EXERCISE AIM =
Return all of the listing word for word; the pictures stay out.

GIVEN RECORDS =

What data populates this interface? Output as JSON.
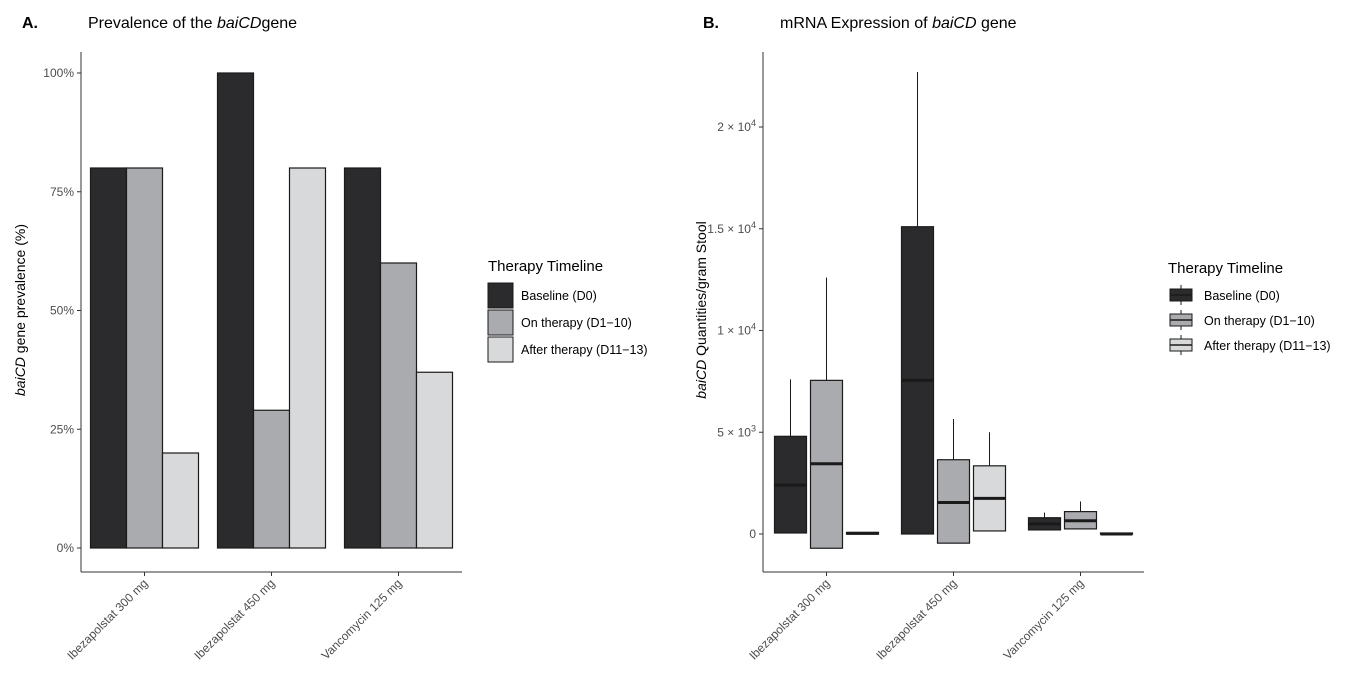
{
  "chart_data": [
    {
      "type": "bar",
      "panel_label": "A.",
      "title": {
        "prefix": "Prevalence of the ",
        "italic": "baiCD",
        "suffix": "gene"
      },
      "ylabel": {
        "italic": "baiCD",
        "suffix": " gene prevalence (%)"
      },
      "xlabel": "",
      "categories": [
        "Ibezapolstat 300 mg",
        "Ibezapolstat 450 mg",
        "Vancomycin 125 mg"
      ],
      "series": [
        {
          "name": "Baseline (D0)",
          "values": [
            80,
            100,
            80
          ]
        },
        {
          "name": "On therapy (D1−10)",
          "values": [
            80,
            29,
            60
          ]
        },
        {
          "name": "After therapy (D11−13)",
          "values": [
            20,
            80,
            37
          ]
        }
      ],
      "ylim": [
        0,
        100
      ],
      "yticks": [
        0,
        25,
        50,
        75,
        100
      ],
      "ytick_labels": [
        "0%",
        "25%",
        "50%",
        "75%",
        "100%"
      ],
      "legend": {
        "title": "Therapy Timeline",
        "position": "right",
        "entries": [
          "Baseline (D0)",
          "On therapy (D1−10)",
          "After therapy (D11−13)"
        ]
      },
      "grid": false
    },
    {
      "type": "box",
      "panel_label": "B.",
      "title": {
        "prefix": "mRNA Expression of ",
        "italic": "baiCD",
        "suffix": " gene"
      },
      "ylabel": {
        "italic": "baiCD",
        "suffix": " Quantities/gram Stool"
      },
      "xlabel": "",
      "categories": [
        "Ibezapolstat 300 mg",
        "Ibezapolstat 450 mg",
        "Vancomycin 125 mg"
      ],
      "series": [
        {
          "name": "Baseline (D0)",
          "boxes": [
            {
              "min": 50,
              "q1": 50,
              "median": 2400,
              "q3": 4800,
              "max": 7600
            },
            {
              "min": 0,
              "q1": 0,
              "median": 7550,
              "q3": 15100,
              "max": 22700
            },
            {
              "min": 200,
              "q1": 200,
              "median": 500,
              "q3": 800,
              "max": 1050
            }
          ]
        },
        {
          "name": "On therapy (D1−10)",
          "boxes": [
            {
              "min": -700,
              "q1": -700,
              "median": 3450,
              "q3": 7550,
              "max": 12600
            },
            {
              "min": -450,
              "q1": -450,
              "median": 1550,
              "q3": 3650,
              "max": 5650
            },
            {
              "min": 250,
              "q1": 250,
              "median": 650,
              "q3": 1100,
              "max": 1600
            }
          ]
        },
        {
          "name": "After therapy (D11−13)",
          "boxes": [
            {
              "min": 0,
              "q1": 0,
              "median": 30,
              "q3": 80,
              "max": 80
            },
            {
              "min": 150,
              "q1": 150,
              "median": 1750,
              "q3": 3350,
              "max": 5000
            },
            {
              "min": 0,
              "q1": 0,
              "median": 0,
              "q3": 50,
              "max": 50
            }
          ]
        }
      ],
      "ylim": [
        -1800,
        23800
      ],
      "yticks": [
        0,
        5000,
        10000,
        15000,
        20000
      ],
      "ytick_labels": [
        {
          "mant": "0",
          "exp": ""
        },
        {
          "mant": "5 × 10",
          "exp": "3"
        },
        {
          "mant": "1 × 10",
          "exp": "4"
        },
        {
          "mant": "1.5 × 10",
          "exp": "4"
        },
        {
          "mant": "2 × 10",
          "exp": "4"
        }
      ],
      "legend": {
        "title": "Therapy Timeline",
        "position": "right",
        "entries": [
          "Baseline (D0)",
          "On therapy (D1−10)",
          "After therapy (D11−13)"
        ]
      },
      "grid": false
    }
  ],
  "colors": {
    "baseline": "#2b2a2c",
    "on_therapy": "#aaabae",
    "after_therapy": "#d8d9db",
    "outline": "#1a1a1a",
    "axis": "#333333"
  }
}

EXPECTED OUTPUT =
What data populates this interface? Output as JSON.
{
  "chart_data": [
    {
      "type": "bar",
      "panel_label": "A.",
      "title": {
        "prefix": "Prevalence of the ",
        "italic": "baiCD",
        "suffix": "gene"
      },
      "ylabel": {
        "italic": "baiCD",
        "suffix": " gene prevalence (%)"
      },
      "xlabel": "",
      "categories": [
        "Ibezapolstat 300 mg",
        "Ibezapolstat 450 mg",
        "Vancomycin 125 mg"
      ],
      "series": [
        {
          "name": "Baseline (D0)",
          "values": [
            80,
            100,
            80
          ]
        },
        {
          "name": "On therapy (D1−10)",
          "values": [
            80,
            29,
            60
          ]
        },
        {
          "name": "After therapy (D11−13)",
          "values": [
            20,
            80,
            37
          ]
        }
      ],
      "ylim": [
        0,
        100
      ],
      "yticks": [
        0,
        25,
        50,
        75,
        100
      ],
      "ytick_labels": [
        "0%",
        "25%",
        "50%",
        "75%",
        "100%"
      ],
      "legend": {
        "title": "Therapy Timeline",
        "position": "right",
        "entries": [
          "Baseline (D0)",
          "On therapy (D1−10)",
          "After therapy (D11−13)"
        ]
      },
      "grid": false
    },
    {
      "type": "box",
      "panel_label": "B.",
      "title": {
        "prefix": "mRNA Expression of ",
        "italic": "baiCD",
        "suffix": " gene"
      },
      "ylabel": {
        "italic": "baiCD",
        "suffix": " Quantities/gram Stool"
      },
      "xlabel": "",
      "categories": [
        "Ibezapolstat 300 mg",
        "Ibezapolstat 450 mg",
        "Vancomycin 125 mg"
      ],
      "series": [
        {
          "name": "Baseline (D0)",
          "boxes": [
            {
              "min": 50,
              "q1": 50,
              "median": 2400,
              "q3": 4800,
              "max": 7600
            },
            {
              "min": 0,
              "q1": 0,
              "median": 7550,
              "q3": 15100,
              "max": 22700
            },
            {
              "min": 200,
              "q1": 200,
              "median": 500,
              "q3": 800,
              "max": 1050
            }
          ]
        },
        {
          "name": "On therapy (D1−10)",
          "boxes": [
            {
              "min": -700,
              "q1": -700,
              "median": 3450,
              "q3": 7550,
              "max": 12600
            },
            {
              "min": -450,
              "q1": -450,
              "median": 1550,
              "q3": 3650,
              "max": 5650
            },
            {
              "min": 250,
              "q1": 250,
              "median": 650,
              "q3": 1100,
              "max": 1600
            }
          ]
        },
        {
          "name": "After therapy (D11−13)",
          "boxes": [
            {
              "min": 0,
              "q1": 0,
              "median": 30,
              "q3": 80,
              "max": 80
            },
            {
              "min": 150,
              "q1": 150,
              "median": 1750,
              "q3": 3350,
              "max": 5000
            },
            {
              "min": 0,
              "q1": 0,
              "median": 0,
              "q3": 50,
              "max": 50
            }
          ]
        }
      ],
      "ylim": [
        -1800,
        23800
      ],
      "yticks": [
        0,
        5000,
        10000,
        15000,
        20000
      ],
      "ytick_labels": [
        {
          "mant": "0",
          "exp": ""
        },
        {
          "mant": "5 × 10",
          "exp": "3"
        },
        {
          "mant": "1 × 10",
          "exp": "4"
        },
        {
          "mant": "1.5 × 10",
          "exp": "4"
        },
        {
          "mant": "2 × 10",
          "exp": "4"
        }
      ],
      "legend": {
        "title": "Therapy Timeline",
        "position": "right",
        "entries": [
          "Baseline (D0)",
          "On therapy (D1−10)",
          "After therapy (D11−13)"
        ]
      },
      "grid": false
    }
  ],
  "colors": {
    "baseline": "#2b2a2c",
    "on_therapy": "#aaabae",
    "after_therapy": "#d8d9db",
    "outline": "#1a1a1a",
    "axis": "#333333"
  }
}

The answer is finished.